◆ WHAT YOU ARE ASKED TO DO
Type every record exactly as it appears.

Figure content listings

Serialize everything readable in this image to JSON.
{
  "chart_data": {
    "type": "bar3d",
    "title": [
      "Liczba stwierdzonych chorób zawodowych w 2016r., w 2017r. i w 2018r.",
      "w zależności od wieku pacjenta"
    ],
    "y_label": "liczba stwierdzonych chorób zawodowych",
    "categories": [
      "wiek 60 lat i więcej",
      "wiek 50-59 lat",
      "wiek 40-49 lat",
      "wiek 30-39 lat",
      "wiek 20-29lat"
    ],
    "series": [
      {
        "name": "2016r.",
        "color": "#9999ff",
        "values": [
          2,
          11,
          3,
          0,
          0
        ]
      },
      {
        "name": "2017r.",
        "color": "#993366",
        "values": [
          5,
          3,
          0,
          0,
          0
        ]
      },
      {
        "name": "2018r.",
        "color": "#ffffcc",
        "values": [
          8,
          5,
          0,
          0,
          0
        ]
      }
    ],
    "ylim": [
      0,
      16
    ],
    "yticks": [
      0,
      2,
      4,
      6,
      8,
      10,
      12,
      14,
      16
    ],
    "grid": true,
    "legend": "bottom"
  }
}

◆ FINISHED ANSWER
Serialize everything readable in this image to JSON.
{
  "chart_data": {
    "type": "bar3d",
    "title": [
      "Liczba stwierdzonych chorób zawodowych w 2016r., w 2017r. i w 2018r.",
      "w zależności od wieku pacjenta"
    ],
    "y_label": "liczba stwierdzonych chorób zawodowych",
    "categories": [
      "wiek 60 lat i więcej",
      "wiek 50-59 lat",
      "wiek 40-49 lat",
      "wiek 30-39 lat",
      "wiek 20-29lat"
    ],
    "series": [
      {
        "name": "2016r.",
        "color": "#9999ff",
        "values": [
          2,
          11,
          3,
          0,
          0
        ]
      },
      {
        "name": "2017r.",
        "color": "#993366",
        "values": [
          5,
          3,
          0,
          0,
          0
        ]
      },
      {
        "name": "2018r.",
        "color": "#ffffcc",
        "values": [
          8,
          5,
          0,
          0,
          0
        ]
      }
    ],
    "ylim": [
      0,
      16
    ],
    "yticks": [
      0,
      2,
      4,
      6,
      8,
      10,
      12,
      14,
      16
    ],
    "grid": true,
    "legend": "bottom"
  }
}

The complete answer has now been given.